[Saved entries]
----------------------------------------

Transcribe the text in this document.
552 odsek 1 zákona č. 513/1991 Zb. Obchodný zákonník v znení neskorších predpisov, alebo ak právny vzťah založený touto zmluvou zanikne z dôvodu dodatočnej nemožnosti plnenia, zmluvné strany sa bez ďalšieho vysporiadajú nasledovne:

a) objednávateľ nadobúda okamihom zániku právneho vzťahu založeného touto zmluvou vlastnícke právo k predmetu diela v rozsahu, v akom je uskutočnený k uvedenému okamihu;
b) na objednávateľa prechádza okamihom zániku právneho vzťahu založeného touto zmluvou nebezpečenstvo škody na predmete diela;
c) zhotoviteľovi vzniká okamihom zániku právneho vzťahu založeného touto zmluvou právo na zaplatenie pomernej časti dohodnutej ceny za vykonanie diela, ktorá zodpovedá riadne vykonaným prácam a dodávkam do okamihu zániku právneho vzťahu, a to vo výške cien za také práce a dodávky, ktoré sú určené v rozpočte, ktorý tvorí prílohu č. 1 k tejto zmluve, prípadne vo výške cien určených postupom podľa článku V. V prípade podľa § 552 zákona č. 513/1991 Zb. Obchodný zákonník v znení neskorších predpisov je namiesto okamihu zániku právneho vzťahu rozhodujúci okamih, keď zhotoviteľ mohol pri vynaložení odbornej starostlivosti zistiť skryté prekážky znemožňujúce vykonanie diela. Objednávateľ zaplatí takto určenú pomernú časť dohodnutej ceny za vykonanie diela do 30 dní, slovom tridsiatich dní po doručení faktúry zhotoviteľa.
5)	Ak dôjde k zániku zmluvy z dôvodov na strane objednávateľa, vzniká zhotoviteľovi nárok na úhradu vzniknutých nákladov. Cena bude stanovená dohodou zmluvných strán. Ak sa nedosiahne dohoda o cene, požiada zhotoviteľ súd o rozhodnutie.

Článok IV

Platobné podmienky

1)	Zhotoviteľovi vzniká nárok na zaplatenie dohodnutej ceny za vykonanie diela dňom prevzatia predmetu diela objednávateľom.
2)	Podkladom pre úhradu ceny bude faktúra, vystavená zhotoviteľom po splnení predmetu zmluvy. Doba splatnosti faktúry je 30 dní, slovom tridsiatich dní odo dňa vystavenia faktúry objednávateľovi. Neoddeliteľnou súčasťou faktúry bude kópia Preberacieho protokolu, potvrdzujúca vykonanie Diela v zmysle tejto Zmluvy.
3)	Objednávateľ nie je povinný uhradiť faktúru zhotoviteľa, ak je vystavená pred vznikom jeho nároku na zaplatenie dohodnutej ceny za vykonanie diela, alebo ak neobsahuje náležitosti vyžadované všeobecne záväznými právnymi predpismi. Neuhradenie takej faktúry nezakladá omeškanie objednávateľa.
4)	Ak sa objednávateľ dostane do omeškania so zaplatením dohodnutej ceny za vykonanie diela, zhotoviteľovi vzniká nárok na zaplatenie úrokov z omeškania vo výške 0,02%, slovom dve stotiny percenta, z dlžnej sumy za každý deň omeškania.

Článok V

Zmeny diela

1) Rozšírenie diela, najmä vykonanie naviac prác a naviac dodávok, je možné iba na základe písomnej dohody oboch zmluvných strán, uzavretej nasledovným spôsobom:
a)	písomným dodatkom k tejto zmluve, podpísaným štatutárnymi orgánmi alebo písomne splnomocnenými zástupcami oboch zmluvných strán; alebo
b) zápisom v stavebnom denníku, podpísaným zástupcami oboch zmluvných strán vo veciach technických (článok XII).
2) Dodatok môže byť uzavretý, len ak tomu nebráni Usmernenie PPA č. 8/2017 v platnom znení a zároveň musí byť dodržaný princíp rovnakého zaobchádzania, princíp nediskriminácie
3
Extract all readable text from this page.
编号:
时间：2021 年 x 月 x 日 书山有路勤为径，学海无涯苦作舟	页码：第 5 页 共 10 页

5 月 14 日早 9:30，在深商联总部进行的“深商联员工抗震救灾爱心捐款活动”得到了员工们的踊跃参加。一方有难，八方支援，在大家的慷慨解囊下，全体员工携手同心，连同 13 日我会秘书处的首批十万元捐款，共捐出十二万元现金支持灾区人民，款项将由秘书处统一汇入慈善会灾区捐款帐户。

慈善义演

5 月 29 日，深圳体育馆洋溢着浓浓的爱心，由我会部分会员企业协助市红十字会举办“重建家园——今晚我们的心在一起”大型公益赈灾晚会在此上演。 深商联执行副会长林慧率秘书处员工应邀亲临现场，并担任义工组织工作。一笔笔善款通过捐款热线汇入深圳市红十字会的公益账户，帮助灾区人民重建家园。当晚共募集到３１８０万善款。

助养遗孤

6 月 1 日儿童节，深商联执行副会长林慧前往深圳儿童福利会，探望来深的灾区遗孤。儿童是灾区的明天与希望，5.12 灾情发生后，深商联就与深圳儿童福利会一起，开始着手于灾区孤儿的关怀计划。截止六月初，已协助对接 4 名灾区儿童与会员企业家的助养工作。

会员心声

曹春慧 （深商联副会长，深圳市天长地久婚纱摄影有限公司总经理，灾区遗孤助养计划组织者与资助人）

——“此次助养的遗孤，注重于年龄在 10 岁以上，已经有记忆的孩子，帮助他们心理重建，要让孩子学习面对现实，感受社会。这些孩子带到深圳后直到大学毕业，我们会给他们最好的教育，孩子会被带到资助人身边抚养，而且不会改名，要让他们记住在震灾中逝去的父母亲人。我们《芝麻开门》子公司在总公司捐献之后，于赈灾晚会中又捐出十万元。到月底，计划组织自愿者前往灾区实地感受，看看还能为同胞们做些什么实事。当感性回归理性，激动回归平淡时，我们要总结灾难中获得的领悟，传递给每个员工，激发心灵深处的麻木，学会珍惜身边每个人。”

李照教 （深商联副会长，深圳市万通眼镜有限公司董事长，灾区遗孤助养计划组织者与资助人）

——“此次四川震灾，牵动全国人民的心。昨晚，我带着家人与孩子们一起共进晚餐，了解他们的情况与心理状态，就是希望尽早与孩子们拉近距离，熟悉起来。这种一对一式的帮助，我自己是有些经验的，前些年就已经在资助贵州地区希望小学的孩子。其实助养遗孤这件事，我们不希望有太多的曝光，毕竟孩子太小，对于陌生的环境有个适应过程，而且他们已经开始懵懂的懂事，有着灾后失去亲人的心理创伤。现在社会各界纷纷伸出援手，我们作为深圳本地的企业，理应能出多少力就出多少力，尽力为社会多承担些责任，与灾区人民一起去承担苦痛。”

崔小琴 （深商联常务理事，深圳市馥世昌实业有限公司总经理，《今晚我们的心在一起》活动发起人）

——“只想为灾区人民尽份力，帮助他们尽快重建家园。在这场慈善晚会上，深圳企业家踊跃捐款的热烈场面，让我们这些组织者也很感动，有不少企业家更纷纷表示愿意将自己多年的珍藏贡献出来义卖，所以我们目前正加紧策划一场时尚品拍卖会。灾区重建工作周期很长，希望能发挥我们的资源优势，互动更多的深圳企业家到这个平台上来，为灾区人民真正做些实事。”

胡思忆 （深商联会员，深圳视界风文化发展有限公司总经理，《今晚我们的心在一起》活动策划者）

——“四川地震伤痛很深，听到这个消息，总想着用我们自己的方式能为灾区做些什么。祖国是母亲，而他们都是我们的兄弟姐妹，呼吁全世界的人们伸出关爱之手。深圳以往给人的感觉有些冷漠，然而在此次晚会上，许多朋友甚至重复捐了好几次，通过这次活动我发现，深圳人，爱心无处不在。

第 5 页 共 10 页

----------------------------------------

JOB: Copy all the lines above that hold the string "podpísaným".

SOLVED EXERCISE:
a)	písomným dodatkom k tejto zmluve, podpísaným štatutárnymi orgánmi alebo písomne splnomocnenými zástupcami oboch zmluvných strán; alebo
b) zápisom v stavebnom denníku, podpísaným zástupcami oboch zmluvných strán vo veciach technických (článok XII).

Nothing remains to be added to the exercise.